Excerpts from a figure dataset
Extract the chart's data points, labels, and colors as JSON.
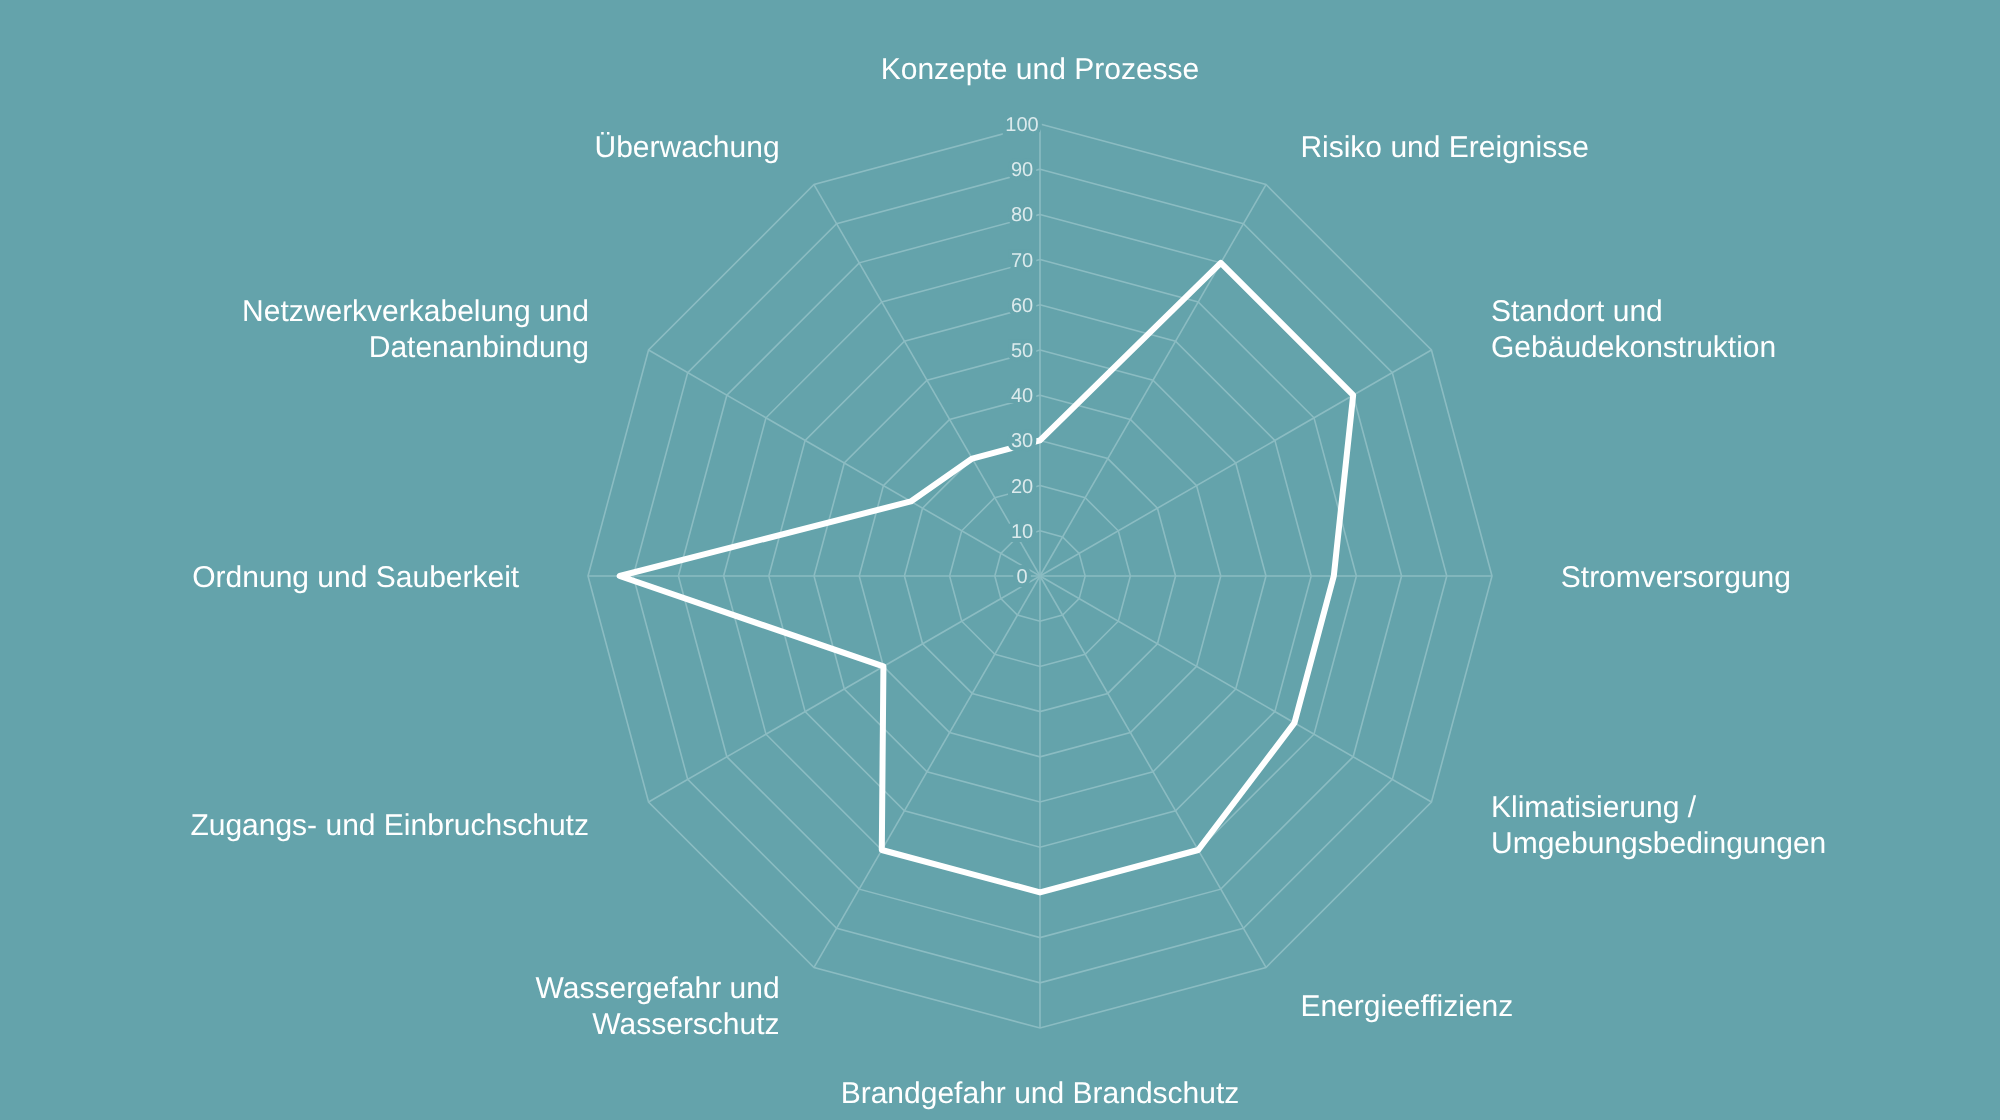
{
  "chart_data": {
    "type": "radar",
    "categories": [
      "Konzepte und Prozesse",
      "Risiko und Ereignisse",
      "Standort und Gebäudekonstruktion",
      "Stromversorgung",
      "Klimatisierung / Umgebungsbedingungen",
      "Energieeffizienz",
      "Brandgefahr und Brandschutz",
      "Wassergefahr und Wasserschutz",
      "Zugangs- und Einbruchschutz",
      "Ordnung und Sauberkeit",
      "Netzwerkverkabelung und Datenanbindung",
      "Überwachung"
    ],
    "series": [
      {
        "color": "#ffffff",
        "values": [
          30,
          80,
          80,
          65,
          65,
          70,
          70,
          70,
          40,
          93,
          33,
          30
        ]
      }
    ],
    "ylim": [
      0,
      100
    ],
    "yticks": [
      0,
      10,
      20,
      30,
      40,
      50,
      60,
      70,
      80,
      90,
      100
    ],
    "grid": true,
    "marker": "none",
    "line_style": "solid"
  }
}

* **Aim**
With the pictures omitted, reproduce the records in full and exactly.

* **Answer**
Extract the chart's data points, labels, and colors as JSON.
{
  "chart_data": {
    "type": "radar",
    "categories": [
      "Konzepte und Prozesse",
      "Risiko und Ereignisse",
      "Standort und Gebäudekonstruktion",
      "Stromversorgung",
      "Klimatisierung / Umgebungsbedingungen",
      "Energieeffizienz",
      "Brandgefahr und Brandschutz",
      "Wassergefahr und Wasserschutz",
      "Zugangs- und Einbruchschutz",
      "Ordnung und Sauberkeit",
      "Netzwerkverkabelung und Datenanbindung",
      "Überwachung"
    ],
    "series": [
      {
        "color": "#ffffff",
        "values": [
          30,
          80,
          80,
          65,
          65,
          70,
          70,
          70,
          40,
          93,
          33,
          30
        ]
      }
    ],
    "ylim": [
      0,
      100
    ],
    "yticks": [
      0,
      10,
      20,
      30,
      40,
      50,
      60,
      70,
      80,
      90,
      100
    ],
    "grid": true,
    "marker": "none",
    "line_style": "solid"
  }
}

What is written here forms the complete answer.